REQUEST: Gather all lines with "Angola" from the records.

RECORD EXCERPTS:
________________

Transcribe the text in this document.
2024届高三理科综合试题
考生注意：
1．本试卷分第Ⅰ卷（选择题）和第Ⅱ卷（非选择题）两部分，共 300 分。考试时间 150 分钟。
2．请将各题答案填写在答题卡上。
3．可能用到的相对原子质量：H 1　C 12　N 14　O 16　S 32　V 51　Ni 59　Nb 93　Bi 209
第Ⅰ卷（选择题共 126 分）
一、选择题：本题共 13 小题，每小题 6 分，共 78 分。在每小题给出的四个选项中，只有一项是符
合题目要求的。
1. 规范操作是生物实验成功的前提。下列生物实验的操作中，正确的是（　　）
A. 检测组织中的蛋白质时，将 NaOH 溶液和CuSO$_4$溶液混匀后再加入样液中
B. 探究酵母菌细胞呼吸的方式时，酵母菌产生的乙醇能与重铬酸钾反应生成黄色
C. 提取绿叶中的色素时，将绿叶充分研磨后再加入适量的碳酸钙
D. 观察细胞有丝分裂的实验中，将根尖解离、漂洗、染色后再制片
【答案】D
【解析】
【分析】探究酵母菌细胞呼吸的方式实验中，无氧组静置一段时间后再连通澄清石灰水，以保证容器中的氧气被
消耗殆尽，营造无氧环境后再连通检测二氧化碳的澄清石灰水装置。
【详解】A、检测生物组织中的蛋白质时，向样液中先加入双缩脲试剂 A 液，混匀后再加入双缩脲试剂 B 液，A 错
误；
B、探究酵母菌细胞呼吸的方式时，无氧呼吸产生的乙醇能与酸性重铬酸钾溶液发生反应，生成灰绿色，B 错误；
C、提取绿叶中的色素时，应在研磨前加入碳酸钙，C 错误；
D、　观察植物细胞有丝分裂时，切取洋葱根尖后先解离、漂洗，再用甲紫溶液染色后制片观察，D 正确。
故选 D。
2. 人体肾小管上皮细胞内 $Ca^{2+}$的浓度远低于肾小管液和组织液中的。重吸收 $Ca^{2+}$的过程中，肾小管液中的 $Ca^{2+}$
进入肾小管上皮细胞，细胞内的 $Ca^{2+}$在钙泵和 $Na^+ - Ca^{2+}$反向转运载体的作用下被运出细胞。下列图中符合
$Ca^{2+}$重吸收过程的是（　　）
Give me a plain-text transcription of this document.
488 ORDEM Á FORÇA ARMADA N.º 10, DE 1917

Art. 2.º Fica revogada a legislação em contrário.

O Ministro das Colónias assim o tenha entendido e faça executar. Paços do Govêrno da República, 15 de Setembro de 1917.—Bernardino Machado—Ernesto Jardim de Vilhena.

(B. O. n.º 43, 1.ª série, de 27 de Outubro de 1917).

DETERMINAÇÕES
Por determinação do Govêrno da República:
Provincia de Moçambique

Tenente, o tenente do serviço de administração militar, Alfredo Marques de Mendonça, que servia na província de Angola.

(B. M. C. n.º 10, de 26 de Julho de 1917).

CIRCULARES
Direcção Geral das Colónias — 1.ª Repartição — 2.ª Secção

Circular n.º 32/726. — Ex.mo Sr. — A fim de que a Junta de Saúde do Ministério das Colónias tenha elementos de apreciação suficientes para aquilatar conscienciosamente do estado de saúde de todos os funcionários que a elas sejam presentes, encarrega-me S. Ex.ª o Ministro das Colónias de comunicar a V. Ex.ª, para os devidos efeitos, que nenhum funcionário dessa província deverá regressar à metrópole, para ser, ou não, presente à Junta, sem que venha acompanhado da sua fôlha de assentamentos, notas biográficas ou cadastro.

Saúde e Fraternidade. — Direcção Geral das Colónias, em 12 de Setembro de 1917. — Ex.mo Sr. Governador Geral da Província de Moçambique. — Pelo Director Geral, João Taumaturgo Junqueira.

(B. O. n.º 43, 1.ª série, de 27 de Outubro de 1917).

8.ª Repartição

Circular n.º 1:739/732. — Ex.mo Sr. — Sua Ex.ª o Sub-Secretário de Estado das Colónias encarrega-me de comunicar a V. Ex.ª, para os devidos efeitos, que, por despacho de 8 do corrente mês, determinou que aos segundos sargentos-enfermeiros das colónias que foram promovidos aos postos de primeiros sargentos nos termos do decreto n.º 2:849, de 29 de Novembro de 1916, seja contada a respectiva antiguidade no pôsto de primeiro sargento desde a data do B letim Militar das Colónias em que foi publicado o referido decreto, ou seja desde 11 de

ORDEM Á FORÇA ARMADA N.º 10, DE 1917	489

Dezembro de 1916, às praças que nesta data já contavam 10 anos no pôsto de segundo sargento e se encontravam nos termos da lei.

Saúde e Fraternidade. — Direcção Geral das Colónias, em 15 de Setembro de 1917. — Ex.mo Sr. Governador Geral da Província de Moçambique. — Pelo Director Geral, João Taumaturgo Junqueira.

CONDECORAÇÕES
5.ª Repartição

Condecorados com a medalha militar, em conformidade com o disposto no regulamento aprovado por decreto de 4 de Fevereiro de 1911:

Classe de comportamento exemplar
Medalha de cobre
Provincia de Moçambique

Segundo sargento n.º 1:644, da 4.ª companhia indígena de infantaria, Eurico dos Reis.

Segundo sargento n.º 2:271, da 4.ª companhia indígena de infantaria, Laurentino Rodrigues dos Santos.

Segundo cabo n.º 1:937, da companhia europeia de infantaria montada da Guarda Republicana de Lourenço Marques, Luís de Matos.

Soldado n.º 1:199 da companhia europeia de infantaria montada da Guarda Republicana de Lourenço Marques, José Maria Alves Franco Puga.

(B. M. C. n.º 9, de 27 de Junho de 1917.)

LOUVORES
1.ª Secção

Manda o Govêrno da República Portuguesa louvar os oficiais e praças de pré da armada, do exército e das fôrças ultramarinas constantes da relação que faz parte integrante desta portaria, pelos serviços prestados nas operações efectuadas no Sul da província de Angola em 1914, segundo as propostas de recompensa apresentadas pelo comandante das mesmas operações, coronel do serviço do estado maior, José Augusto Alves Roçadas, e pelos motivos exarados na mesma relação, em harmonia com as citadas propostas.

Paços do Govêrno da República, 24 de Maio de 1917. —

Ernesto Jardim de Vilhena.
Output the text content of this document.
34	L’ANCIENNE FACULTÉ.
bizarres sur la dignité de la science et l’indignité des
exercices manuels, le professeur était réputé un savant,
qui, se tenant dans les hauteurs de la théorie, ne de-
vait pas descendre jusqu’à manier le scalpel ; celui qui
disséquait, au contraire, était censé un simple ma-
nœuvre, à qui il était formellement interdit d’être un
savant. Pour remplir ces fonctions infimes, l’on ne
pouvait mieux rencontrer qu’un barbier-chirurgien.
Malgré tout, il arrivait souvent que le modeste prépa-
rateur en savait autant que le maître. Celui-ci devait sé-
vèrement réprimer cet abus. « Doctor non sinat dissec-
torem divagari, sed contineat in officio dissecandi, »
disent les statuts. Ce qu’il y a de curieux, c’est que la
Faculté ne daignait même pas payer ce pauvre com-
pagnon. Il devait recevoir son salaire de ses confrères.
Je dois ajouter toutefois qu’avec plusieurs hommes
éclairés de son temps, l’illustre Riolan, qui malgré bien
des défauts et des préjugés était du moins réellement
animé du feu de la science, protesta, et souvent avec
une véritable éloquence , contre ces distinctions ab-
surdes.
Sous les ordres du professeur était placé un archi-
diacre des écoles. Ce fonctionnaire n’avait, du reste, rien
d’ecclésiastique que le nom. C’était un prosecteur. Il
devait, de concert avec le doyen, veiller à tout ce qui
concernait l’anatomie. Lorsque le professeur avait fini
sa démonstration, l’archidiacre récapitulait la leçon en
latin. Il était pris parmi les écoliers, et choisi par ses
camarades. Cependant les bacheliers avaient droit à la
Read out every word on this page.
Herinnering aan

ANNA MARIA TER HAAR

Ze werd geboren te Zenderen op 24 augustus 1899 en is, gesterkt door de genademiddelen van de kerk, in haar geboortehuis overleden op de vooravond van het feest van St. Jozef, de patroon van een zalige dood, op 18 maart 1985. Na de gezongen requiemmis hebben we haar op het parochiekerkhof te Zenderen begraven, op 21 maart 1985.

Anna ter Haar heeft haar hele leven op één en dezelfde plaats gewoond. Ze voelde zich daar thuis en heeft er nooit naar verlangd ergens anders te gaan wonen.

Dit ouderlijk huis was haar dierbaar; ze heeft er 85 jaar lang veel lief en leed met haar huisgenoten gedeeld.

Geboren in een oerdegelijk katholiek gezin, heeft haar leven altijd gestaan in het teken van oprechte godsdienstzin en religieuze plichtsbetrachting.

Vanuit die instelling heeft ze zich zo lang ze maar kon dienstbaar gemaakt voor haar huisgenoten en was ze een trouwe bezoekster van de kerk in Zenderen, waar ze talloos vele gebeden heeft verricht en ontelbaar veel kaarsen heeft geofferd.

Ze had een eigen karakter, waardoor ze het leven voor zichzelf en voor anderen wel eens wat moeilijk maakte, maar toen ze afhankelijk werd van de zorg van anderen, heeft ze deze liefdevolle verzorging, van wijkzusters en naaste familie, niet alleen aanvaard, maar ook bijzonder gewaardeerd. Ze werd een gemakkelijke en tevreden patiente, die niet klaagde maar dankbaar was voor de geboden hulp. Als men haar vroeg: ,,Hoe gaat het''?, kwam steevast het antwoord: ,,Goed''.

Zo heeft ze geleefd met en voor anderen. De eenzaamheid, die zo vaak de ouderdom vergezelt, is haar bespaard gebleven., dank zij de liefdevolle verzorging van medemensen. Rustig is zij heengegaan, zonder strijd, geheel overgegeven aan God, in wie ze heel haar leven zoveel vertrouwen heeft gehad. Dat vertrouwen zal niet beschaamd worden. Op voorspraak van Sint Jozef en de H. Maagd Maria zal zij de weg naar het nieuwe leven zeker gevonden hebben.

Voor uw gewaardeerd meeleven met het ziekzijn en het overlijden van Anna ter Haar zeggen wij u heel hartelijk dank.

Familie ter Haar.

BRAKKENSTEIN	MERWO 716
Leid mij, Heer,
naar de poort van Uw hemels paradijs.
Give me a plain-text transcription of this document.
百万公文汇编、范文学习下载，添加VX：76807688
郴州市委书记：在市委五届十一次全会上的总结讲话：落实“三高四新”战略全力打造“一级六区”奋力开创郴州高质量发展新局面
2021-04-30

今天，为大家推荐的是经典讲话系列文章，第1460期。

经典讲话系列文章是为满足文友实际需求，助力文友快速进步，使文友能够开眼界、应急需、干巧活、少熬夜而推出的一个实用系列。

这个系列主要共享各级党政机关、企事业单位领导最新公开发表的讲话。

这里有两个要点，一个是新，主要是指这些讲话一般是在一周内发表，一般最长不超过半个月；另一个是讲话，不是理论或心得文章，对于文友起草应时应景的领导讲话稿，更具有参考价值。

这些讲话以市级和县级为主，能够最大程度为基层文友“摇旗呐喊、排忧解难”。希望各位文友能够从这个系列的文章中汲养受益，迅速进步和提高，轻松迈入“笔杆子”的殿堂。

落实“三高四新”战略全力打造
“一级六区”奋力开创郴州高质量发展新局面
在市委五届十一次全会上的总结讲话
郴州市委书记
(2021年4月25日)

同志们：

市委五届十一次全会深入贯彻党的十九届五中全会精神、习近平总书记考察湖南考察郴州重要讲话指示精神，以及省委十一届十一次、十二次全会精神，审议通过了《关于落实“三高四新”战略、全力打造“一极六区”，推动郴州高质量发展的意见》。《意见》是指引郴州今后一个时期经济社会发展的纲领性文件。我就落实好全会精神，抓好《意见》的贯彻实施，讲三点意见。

________________

RESULT OF THE TASK:
Tenente, o tenente do serviço de administração militar, Alfredo Marques de Mendonça, que servia na província de Angola.
Manda o Govêrno da República Portuguesa louvar os oficiais e praças de pré da armada, do exército e das fôrças ultramarinas constantes da relação que faz parte integrante desta portaria, pelos serviços prestados nas operações efectuadas no Sul da província de Angola em 1914, segundo as propostas de recompensa apresentadas pelo comandante das mesmas operações, coronel do serviço do estado maior, José Augusto Alves Roçadas, e pelos motivos exarados na mesma relação, em harmonia com as citadas propostas.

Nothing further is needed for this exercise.